Quote all of the data that follows exactly as written, skipping the images.

(TASK DATA)

[Start]

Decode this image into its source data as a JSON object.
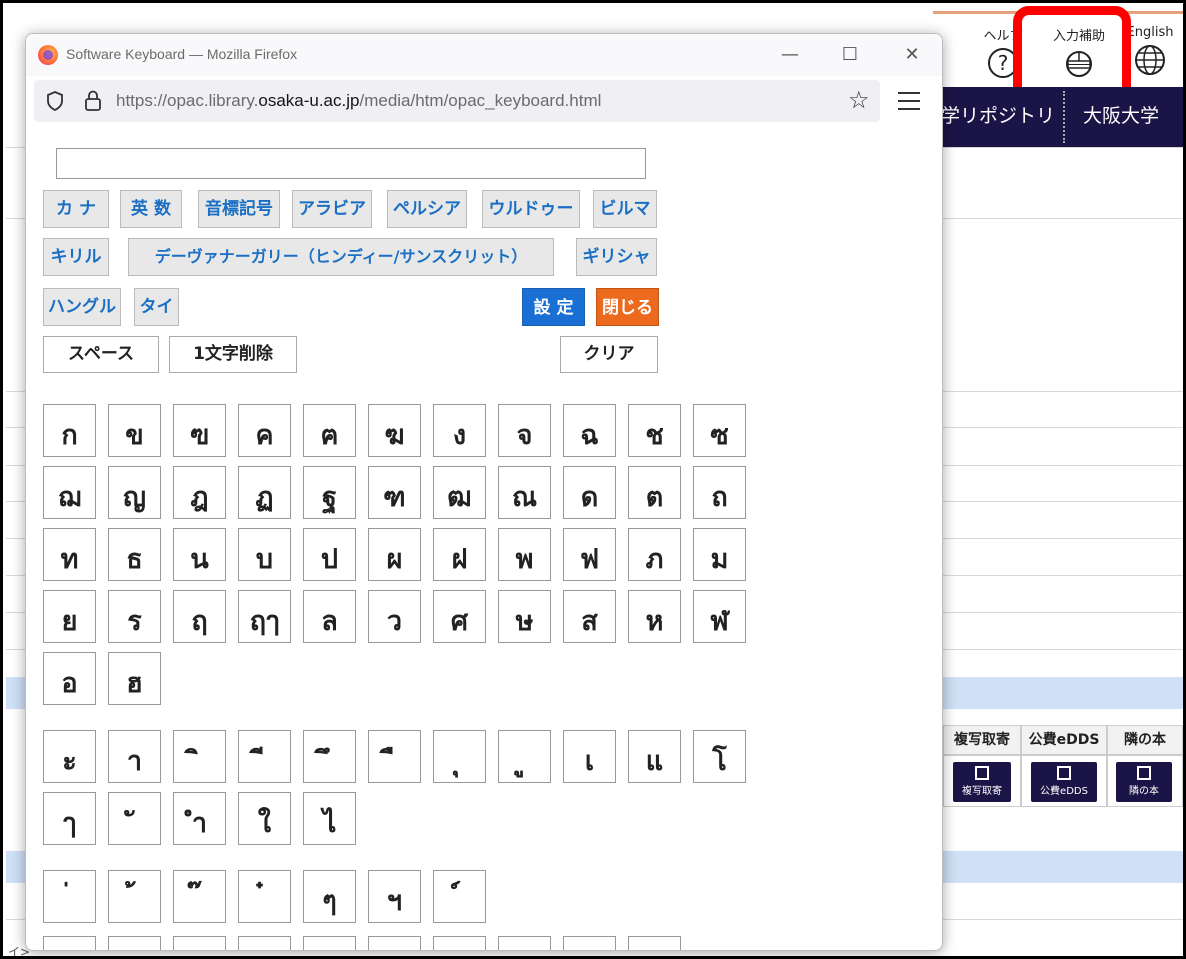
{
  "background": {
    "help_label": "ヘルプ",
    "help_icon": "?",
    "input_aid_label": "入力補助",
    "english_label": "English",
    "nav_item_1": "学リポジトリ",
    "nav_item_2": "大阪大学",
    "table_headers": [
      "複写取寄",
      "公費eDDS",
      "隣の本"
    ],
    "table_buttons": [
      "複写取寄",
      "公費eDDS",
      "隣の本"
    ],
    "bottom_text": "イ>",
    "highlight_color": "#ff0000",
    "nav_color": "#1b1446"
  },
  "window": {
    "title": "Software Keyboard — Mozilla Firefox",
    "url_prefix": "https://opac.library.",
    "url_domain": "osaka-u.ac.jp",
    "url_path": "/media/htm/opac_keyboard.html",
    "minimize_glyph": "—",
    "maximize_glyph": "☐",
    "close_glyph": "✕",
    "star_glyph": "☆"
  },
  "keyboard": {
    "input_value": "",
    "script_tabs_row1": [
      "カ ナ",
      "英 数",
      "音標記号",
      "アラビア",
      "ペルシア",
      "ウルドゥー",
      "ビルマ"
    ],
    "script_tabs_row2": [
      "キリル",
      "デーヴァナーガリー（ヒンディー/サンスクリット）",
      "ギリシャ"
    ],
    "script_tabs_row3": [
      "ハングル",
      "タイ"
    ],
    "settings_label": "設 定",
    "close_label": "閉じる",
    "space_label": "スペース",
    "delete_label": "1文字削除",
    "clear_label": "クリア",
    "consonants": [
      [
        "ก",
        "ข",
        "ฃ",
        "ค",
        "ฅ",
        "ฆ",
        "ง",
        "จ",
        "ฉ",
        "ช",
        "ซ"
      ],
      [
        "ฌ",
        "ญ",
        "ฎ",
        "ฏ",
        "ฐ",
        "ฑ",
        "ฒ",
        "ณ",
        "ด",
        "ต",
        "ถ"
      ],
      [
        "ท",
        "ธ",
        "น",
        "บ",
        "ป",
        "ผ",
        "ฝ",
        "พ",
        "ฟ",
        "ภ",
        "ม"
      ],
      [
        "ย",
        "ร",
        "ฤ",
        "ฤๅ",
        "ล",
        "ว",
        "ศ",
        "ษ",
        "ส",
        "ห",
        "ฬ"
      ],
      [
        "อ",
        "ฮ"
      ]
    ],
    "vowels": [
      [
        "ะ",
        "า",
        "ิ",
        "ี",
        "ึ",
        "ื",
        "ุ",
        "ู",
        "เ",
        "แ",
        "โ"
      ],
      [
        "ๅ",
        "ั",
        "ำ",
        "ใ",
        "ไ"
      ]
    ],
    "tones": [
      [
        "่",
        "้",
        "๊",
        "๋",
        "ๆ",
        "ฯ",
        "์"
      ]
    ]
  }
}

[End]

(OUTPUT BELOW)
Decode this image into its source data as a JSON object.
{
  "background": {
    "help_label": "ヘルプ",
    "help_icon": "?",
    "input_aid_label": "入力補助",
    "english_label": "English",
    "nav_item_1": "学リポジトリ",
    "nav_item_2": "大阪大学",
    "table_headers": [
      "複写取寄",
      "公費eDDS",
      "隣の本"
    ],
    "table_buttons": [
      "複写取寄",
      "公費eDDS",
      "隣の本"
    ],
    "bottom_text": "イ>",
    "highlight_color": "#ff0000",
    "nav_color": "#1b1446"
  },
  "window": {
    "title": "Software Keyboard — Mozilla Firefox",
    "url_prefix": "https://opac.library.",
    "url_domain": "osaka-u.ac.jp",
    "url_path": "/media/htm/opac_keyboard.html",
    "minimize_glyph": "—",
    "maximize_glyph": "☐",
    "close_glyph": "✕",
    "star_glyph": "☆"
  },
  "keyboard": {
    "input_value": "",
    "script_tabs_row1": [
      "カ ナ",
      "英 数",
      "音標記号",
      "アラビア",
      "ペルシア",
      "ウルドゥー",
      "ビルマ"
    ],
    "script_tabs_row2": [
      "キリル",
      "デーヴァナーガリー（ヒンディー/サンスクリット）",
      "ギリシャ"
    ],
    "script_tabs_row3": [
      "ハングル",
      "タイ"
    ],
    "settings_label": "設 定",
    "close_label": "閉じる",
    "space_label": "スペース",
    "delete_label": "1文字削除",
    "clear_label": "クリア",
    "consonants": [
      [
        "ก",
        "ข",
        "ฃ",
        "ค",
        "ฅ",
        "ฆ",
        "ง",
        "จ",
        "ฉ",
        "ช",
        "ซ"
      ],
      [
        "ฌ",
        "ญ",
        "ฎ",
        "ฏ",
        "ฐ",
        "ฑ",
        "ฒ",
        "ณ",
        "ด",
        "ต",
        "ถ"
      ],
      [
        "ท",
        "ธ",
        "น",
        "บ",
        "ป",
        "ผ",
        "ฝ",
        "พ",
        "ฟ",
        "ภ",
        "ม"
      ],
      [
        "ย",
        "ร",
        "ฤ",
        "ฤๅ",
        "ล",
        "ว",
        "ศ",
        "ษ",
        "ส",
        "ห",
        "ฬ"
      ],
      [
        "อ",
        "ฮ"
      ]
    ],
    "vowels": [
      [
        "ะ",
        "า",
        "ิ",
        "ี",
        "ึ",
        "ื",
        "ุ",
        "ู",
        "เ",
        "แ",
        "โ"
      ],
      [
        "ๅ",
        "ั",
        "ำ",
        "ใ",
        "ไ"
      ]
    ],
    "tones": [
      [
        "่",
        "้",
        "๊",
        "๋",
        "ๆ",
        "ฯ",
        "์"
      ]
    ]
  }
}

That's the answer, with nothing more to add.